§ **REQUIRED WORK**
Reproduce the data below verbatim, from its first line through the line containing "check-icon — [375, 44, 382, 49]", with both of those lines included.

==================================================

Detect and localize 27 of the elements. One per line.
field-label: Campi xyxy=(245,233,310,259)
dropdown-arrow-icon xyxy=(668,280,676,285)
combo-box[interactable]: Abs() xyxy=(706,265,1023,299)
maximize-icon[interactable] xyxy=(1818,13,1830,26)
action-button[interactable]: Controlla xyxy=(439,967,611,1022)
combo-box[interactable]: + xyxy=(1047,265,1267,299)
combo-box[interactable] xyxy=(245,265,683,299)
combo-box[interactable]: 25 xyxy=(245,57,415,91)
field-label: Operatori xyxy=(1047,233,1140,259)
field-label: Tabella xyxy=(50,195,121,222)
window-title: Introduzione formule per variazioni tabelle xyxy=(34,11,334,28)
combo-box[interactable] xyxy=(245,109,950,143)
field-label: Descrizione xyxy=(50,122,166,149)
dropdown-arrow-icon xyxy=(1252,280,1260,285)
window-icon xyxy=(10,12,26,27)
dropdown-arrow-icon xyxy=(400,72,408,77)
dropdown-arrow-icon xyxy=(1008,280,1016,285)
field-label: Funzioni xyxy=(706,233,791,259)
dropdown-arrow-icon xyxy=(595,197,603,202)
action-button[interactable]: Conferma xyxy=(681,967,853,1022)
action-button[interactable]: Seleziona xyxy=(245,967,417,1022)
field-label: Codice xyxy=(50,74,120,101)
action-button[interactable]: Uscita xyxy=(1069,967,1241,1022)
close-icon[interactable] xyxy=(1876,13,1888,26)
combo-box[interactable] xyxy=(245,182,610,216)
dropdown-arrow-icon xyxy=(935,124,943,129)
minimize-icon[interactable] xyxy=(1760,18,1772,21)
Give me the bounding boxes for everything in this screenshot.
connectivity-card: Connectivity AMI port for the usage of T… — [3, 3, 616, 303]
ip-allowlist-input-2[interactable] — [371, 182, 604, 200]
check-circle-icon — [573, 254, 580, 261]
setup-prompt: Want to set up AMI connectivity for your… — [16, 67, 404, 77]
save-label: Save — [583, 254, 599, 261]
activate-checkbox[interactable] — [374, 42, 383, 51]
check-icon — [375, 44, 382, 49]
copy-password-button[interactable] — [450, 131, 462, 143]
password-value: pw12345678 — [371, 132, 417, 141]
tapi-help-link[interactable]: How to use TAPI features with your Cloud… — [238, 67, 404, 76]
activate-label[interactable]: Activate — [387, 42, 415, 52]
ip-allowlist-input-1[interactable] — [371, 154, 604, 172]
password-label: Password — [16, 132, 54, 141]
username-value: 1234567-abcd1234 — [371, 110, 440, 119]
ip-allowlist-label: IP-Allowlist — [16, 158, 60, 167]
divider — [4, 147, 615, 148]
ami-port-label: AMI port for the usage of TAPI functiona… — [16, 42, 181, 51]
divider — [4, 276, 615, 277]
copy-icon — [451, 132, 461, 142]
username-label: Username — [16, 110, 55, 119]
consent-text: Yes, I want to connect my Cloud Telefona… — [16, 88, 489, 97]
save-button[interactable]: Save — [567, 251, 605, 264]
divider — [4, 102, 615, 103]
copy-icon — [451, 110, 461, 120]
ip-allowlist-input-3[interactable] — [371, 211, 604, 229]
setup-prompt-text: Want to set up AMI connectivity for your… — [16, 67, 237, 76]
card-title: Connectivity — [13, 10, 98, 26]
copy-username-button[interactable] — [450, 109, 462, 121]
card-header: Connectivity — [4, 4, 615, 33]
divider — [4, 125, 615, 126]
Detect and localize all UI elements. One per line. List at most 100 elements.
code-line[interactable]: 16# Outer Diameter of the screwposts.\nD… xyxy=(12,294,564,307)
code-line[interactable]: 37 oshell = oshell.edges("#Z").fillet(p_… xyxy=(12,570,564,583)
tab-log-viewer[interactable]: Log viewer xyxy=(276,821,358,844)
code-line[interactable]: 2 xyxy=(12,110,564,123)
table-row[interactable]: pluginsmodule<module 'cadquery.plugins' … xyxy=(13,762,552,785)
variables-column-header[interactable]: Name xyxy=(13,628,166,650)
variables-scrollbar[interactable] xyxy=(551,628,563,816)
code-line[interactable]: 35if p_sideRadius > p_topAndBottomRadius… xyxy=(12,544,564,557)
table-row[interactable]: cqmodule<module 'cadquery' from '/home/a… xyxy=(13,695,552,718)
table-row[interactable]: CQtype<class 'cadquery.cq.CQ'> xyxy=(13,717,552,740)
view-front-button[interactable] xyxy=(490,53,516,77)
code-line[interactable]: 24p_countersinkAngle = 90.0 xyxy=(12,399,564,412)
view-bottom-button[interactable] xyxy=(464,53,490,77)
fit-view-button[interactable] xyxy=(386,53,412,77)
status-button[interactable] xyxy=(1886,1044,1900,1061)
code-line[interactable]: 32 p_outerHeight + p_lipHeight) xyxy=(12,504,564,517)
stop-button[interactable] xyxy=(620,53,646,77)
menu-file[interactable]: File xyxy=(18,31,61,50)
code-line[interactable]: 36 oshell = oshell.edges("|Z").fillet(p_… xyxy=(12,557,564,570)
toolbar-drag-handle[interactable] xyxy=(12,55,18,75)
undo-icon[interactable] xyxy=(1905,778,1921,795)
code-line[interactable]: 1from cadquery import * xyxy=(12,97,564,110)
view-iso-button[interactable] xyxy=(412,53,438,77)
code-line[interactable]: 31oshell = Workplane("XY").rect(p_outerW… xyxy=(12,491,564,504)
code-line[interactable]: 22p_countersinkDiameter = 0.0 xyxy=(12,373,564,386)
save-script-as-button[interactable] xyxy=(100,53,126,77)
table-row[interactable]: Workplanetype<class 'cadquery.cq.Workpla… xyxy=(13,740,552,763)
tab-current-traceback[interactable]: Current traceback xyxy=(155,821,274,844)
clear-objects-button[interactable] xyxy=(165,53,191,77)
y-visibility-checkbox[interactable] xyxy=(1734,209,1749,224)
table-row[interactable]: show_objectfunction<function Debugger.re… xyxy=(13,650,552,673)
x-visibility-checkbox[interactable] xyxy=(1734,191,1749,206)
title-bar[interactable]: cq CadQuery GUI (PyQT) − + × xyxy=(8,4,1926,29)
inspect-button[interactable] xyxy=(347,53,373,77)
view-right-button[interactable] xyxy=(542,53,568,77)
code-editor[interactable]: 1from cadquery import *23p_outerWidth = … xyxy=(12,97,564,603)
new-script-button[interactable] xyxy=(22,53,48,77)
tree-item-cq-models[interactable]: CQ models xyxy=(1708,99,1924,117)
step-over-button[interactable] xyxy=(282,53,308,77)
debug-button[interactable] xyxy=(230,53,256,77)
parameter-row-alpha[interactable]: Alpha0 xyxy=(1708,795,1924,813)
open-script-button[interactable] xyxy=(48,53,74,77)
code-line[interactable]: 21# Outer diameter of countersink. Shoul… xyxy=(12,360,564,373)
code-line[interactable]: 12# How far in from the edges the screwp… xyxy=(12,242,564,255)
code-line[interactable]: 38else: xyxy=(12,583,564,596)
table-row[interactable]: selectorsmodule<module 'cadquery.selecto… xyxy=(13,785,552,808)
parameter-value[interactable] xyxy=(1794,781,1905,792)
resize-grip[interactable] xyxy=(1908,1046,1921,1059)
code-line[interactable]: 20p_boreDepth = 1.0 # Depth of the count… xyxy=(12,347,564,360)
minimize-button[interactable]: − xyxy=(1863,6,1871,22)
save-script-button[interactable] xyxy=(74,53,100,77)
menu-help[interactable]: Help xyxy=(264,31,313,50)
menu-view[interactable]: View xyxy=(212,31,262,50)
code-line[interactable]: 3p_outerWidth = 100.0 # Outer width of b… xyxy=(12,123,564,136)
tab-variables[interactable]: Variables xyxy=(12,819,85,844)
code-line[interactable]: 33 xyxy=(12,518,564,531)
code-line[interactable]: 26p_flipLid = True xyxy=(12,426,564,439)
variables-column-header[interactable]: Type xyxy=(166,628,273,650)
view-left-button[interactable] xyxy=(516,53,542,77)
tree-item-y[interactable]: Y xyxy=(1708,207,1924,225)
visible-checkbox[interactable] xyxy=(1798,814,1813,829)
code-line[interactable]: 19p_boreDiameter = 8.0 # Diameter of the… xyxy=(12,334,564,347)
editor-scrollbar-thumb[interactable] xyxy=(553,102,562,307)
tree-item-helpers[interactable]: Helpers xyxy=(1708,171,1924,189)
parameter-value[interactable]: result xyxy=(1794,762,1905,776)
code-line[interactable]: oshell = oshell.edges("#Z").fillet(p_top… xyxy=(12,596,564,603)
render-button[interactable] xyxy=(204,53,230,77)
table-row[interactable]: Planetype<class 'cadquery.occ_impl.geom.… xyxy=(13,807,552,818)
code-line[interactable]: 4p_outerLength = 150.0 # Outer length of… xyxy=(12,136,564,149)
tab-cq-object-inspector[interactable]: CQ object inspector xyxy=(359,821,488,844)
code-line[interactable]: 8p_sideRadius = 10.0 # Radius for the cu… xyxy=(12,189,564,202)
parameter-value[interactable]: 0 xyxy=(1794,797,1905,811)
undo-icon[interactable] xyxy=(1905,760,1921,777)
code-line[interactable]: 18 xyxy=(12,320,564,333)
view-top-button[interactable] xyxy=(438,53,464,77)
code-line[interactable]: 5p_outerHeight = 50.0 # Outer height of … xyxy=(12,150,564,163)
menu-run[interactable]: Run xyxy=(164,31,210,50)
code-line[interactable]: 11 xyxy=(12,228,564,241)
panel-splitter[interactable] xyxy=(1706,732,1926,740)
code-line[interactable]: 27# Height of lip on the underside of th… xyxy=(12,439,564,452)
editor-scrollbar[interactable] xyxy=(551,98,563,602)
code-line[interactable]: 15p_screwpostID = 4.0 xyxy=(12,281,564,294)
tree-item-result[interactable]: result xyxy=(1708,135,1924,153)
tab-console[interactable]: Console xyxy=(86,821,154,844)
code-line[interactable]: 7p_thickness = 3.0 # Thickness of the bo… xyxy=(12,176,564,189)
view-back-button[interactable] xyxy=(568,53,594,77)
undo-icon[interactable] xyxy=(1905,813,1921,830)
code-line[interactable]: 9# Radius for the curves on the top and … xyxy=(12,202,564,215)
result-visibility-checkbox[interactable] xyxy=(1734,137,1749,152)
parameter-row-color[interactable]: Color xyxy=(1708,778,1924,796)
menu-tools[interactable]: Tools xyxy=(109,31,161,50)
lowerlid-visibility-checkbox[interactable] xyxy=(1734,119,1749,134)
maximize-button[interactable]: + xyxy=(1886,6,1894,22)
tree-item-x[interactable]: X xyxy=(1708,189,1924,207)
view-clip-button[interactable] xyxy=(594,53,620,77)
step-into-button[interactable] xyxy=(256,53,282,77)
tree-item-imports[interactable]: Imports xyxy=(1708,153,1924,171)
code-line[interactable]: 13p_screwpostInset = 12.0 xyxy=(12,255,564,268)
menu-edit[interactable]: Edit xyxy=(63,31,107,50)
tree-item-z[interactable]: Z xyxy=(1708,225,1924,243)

==================================================

§ **FINAL RESULT**
Detect and localize 27 of the elements. One per line.
field-label: Campi xyxy=(245,233,310,259)
dropdown-arrow-icon xyxy=(668,280,676,285)
combo-box[interactable]: Abs() xyxy=(706,265,1023,299)
maximize-icon[interactable] xyxy=(1818,13,1830,26)
action-button[interactable]: Controlla xyxy=(439,967,611,1022)
combo-box[interactable]: + xyxy=(1047,265,1267,299)
combo-box[interactable] xyxy=(245,265,683,299)
combo-box[interactable]: 25 xyxy=(245,57,415,91)
field-label: Operatori xyxy=(1047,233,1140,259)
field-label: Tabella xyxy=(50,195,121,222)
window-title: Introduzione formule per variazioni tabelle xyxy=(34,11,334,28)
combo-box[interactable] xyxy=(245,109,950,143)
field-label: Descrizione xyxy=(50,122,166,149)
dropdown-arrow-icon xyxy=(1252,280,1260,285)
window-icon xyxy=(10,12,26,27)
dropdown-arrow-icon xyxy=(400,72,408,77)
dropdown-arrow-icon xyxy=(1008,280,1016,285)
field-label: Funzioni xyxy=(706,233,791,259)
dropdown-arrow-icon xyxy=(595,197,603,202)
action-button[interactable]: Conferma xyxy=(681,967,853,1022)
action-button[interactable]: Seleziona xyxy=(245,967,417,1022)
field-label: Codice xyxy=(50,74,120,101)
action-button[interactable]: Uscita xyxy=(1069,967,1241,1022)
close-icon[interactable] xyxy=(1876,13,1888,26)
combo-box[interactable] xyxy=(245,182,610,216)
dropdown-arrow-icon xyxy=(935,124,943,129)
minimize-icon[interactable] xyxy=(1760,18,1772,21)
Give me the bounding boxes for everything in this screenshot.
connectivity-card: Connectivity AMI port for the usage of T… — [3, 3, 616, 303]
ip-allowlist-input-2[interactable] — [371, 182, 604, 200]
check-circle-icon — [573, 254, 580, 261]
setup-prompt: Want to set up AMI connectivity for your… — [16, 67, 404, 77]
save-label: Save — [583, 254, 599, 261]
activate-checkbox[interactable] — [374, 42, 383, 51]
check-icon — [375, 44, 382, 49]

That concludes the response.